Recorded data:
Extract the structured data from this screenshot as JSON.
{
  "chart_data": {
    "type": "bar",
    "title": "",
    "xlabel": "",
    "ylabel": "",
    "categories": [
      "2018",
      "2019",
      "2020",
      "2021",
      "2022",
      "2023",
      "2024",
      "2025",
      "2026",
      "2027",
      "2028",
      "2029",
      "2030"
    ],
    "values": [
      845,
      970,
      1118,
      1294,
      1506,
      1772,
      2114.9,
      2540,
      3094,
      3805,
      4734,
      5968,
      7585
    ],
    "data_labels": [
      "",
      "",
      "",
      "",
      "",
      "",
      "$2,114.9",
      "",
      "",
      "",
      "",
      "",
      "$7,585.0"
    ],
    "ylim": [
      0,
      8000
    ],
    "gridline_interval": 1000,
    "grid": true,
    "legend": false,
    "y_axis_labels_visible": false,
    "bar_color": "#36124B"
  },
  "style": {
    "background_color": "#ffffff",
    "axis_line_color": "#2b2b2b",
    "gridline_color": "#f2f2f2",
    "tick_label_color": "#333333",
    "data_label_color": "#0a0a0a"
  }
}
...
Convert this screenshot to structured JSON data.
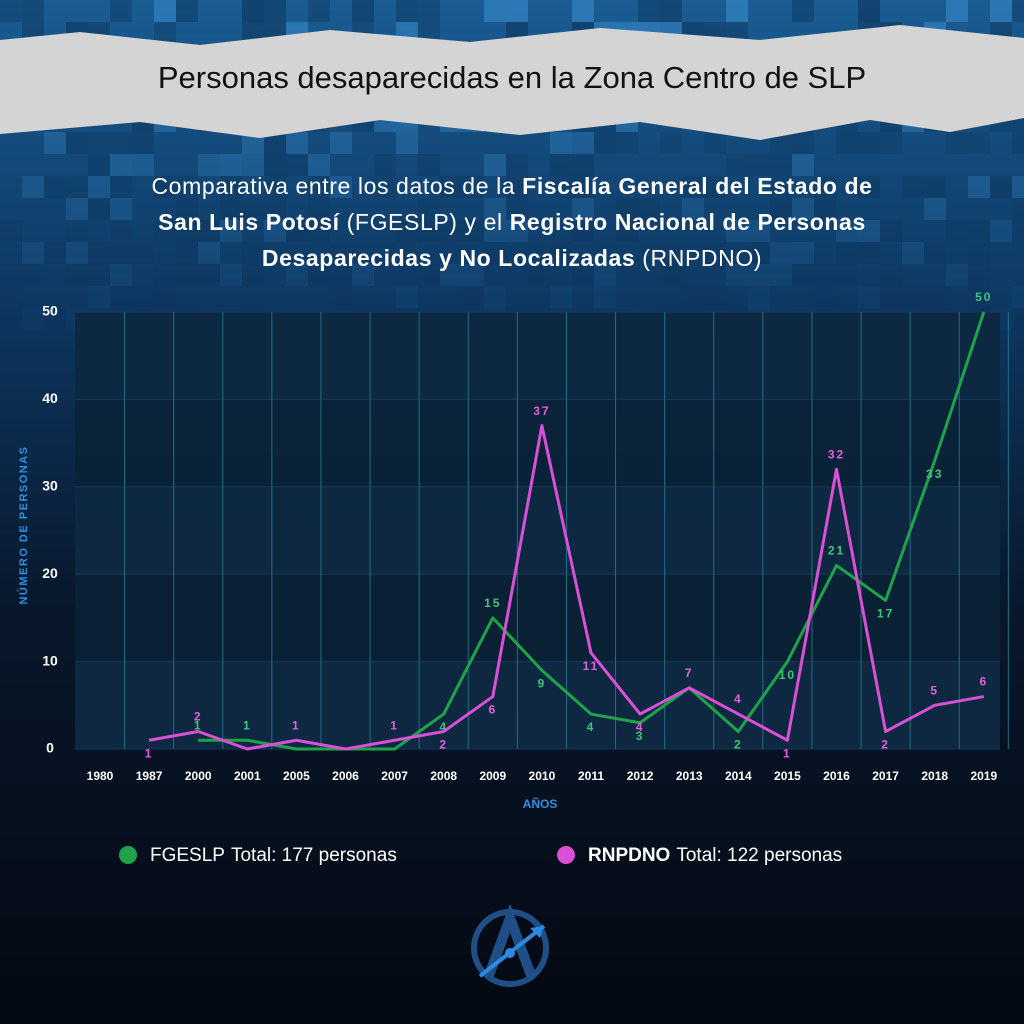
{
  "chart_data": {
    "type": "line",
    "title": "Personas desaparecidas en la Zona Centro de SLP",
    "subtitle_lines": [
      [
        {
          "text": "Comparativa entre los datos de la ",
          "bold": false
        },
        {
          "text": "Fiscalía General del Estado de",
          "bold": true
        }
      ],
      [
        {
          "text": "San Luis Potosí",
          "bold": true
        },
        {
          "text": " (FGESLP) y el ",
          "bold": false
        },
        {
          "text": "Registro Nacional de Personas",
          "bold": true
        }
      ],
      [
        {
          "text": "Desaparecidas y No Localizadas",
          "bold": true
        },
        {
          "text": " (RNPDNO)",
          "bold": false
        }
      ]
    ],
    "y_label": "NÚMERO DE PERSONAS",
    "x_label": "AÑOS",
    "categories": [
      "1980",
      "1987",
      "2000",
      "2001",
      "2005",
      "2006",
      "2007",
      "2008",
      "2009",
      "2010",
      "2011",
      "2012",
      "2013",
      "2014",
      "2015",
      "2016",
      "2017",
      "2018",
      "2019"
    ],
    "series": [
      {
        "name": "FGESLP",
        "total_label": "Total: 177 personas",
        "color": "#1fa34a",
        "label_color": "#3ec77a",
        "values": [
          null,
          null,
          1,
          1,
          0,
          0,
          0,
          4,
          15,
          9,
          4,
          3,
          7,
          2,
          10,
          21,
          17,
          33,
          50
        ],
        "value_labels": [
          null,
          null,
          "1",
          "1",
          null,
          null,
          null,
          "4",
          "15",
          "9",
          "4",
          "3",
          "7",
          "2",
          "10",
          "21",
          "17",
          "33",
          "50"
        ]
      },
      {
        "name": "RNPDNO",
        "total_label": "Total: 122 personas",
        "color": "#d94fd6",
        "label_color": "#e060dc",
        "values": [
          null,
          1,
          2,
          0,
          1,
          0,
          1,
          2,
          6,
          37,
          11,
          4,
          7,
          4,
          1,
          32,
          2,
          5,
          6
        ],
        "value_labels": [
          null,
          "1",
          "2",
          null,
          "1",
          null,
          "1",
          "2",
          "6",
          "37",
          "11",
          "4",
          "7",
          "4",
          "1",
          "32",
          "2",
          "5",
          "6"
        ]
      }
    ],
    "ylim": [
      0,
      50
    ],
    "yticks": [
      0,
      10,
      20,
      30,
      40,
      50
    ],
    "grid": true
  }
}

What is asked: Look through the entries above and report each line where the string "Total" occurs.

The completed task:
        "total_label": "Total: 177 personas",
        "total_label": "Total: 122 personas",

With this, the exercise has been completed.